> _SET EXERCISE_
Select, from the material below, each line with "minutes" in it.

> _STORED DATA_
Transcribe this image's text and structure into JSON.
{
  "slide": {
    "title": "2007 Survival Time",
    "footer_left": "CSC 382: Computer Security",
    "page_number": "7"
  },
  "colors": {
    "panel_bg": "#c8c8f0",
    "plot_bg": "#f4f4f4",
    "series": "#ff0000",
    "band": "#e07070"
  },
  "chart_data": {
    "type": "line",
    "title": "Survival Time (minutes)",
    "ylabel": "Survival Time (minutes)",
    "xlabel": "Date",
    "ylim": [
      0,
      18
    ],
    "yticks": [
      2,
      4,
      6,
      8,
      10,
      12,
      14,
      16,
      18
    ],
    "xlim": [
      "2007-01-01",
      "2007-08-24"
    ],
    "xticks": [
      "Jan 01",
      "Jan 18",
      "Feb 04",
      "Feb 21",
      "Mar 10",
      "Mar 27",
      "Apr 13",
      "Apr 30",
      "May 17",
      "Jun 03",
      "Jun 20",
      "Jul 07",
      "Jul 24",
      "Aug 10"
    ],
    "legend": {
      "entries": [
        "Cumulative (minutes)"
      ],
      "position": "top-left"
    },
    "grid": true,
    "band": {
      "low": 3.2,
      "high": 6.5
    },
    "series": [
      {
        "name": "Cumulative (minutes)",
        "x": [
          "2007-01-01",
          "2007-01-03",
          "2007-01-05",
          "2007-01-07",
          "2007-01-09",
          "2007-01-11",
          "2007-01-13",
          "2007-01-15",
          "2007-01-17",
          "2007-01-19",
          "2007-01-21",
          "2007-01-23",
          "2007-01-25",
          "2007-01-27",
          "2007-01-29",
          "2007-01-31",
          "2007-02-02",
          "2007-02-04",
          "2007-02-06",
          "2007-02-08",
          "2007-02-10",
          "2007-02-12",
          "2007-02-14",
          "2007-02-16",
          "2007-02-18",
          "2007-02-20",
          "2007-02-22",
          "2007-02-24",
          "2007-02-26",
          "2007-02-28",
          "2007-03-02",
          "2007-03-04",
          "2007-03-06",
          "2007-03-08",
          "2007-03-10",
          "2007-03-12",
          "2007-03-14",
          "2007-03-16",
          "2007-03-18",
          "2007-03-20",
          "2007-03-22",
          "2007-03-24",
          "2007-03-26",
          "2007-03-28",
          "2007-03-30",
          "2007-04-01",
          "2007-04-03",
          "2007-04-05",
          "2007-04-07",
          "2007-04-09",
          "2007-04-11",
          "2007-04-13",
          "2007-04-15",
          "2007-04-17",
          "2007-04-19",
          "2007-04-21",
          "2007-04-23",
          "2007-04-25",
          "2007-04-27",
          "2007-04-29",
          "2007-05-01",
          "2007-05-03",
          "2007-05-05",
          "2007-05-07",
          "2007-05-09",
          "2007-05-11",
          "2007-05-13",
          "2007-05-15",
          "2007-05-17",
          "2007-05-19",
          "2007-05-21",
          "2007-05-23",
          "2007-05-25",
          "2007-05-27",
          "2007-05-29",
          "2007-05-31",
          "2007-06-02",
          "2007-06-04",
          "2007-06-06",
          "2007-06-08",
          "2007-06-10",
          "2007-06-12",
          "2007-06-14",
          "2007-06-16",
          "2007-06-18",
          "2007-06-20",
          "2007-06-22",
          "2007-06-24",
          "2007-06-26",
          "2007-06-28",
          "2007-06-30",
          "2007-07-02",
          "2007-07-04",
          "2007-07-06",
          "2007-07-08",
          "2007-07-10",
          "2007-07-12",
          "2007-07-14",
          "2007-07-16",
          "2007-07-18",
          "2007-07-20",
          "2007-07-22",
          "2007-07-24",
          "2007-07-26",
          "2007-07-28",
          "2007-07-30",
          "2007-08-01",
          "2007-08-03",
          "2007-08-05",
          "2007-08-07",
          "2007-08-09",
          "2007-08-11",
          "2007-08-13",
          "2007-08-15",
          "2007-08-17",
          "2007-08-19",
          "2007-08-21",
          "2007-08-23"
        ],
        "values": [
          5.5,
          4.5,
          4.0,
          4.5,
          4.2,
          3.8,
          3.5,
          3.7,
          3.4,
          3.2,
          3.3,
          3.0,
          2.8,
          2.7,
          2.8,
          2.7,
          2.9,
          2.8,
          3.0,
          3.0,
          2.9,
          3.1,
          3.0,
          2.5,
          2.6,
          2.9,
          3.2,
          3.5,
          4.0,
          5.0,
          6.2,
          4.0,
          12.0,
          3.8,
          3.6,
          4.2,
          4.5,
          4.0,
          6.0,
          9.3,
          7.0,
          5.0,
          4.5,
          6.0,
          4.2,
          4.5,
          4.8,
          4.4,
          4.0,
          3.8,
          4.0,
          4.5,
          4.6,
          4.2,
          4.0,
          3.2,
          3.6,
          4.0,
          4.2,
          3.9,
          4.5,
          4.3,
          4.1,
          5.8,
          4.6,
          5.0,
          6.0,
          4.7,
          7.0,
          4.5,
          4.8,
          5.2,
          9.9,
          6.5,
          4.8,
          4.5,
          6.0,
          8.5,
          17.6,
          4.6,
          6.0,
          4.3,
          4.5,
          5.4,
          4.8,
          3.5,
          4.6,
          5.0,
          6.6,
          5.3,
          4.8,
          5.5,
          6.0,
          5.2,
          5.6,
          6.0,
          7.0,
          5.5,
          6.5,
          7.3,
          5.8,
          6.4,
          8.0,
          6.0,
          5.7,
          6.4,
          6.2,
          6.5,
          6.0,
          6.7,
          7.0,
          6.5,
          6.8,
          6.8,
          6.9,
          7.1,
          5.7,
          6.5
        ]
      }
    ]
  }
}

> _RESPONSE_
    "title": "Survival Time (minutes)",
    "ylabel": "Survival Time (minutes)",
        "Cumulative (minutes)"
        "name": "Cumulative (minutes)",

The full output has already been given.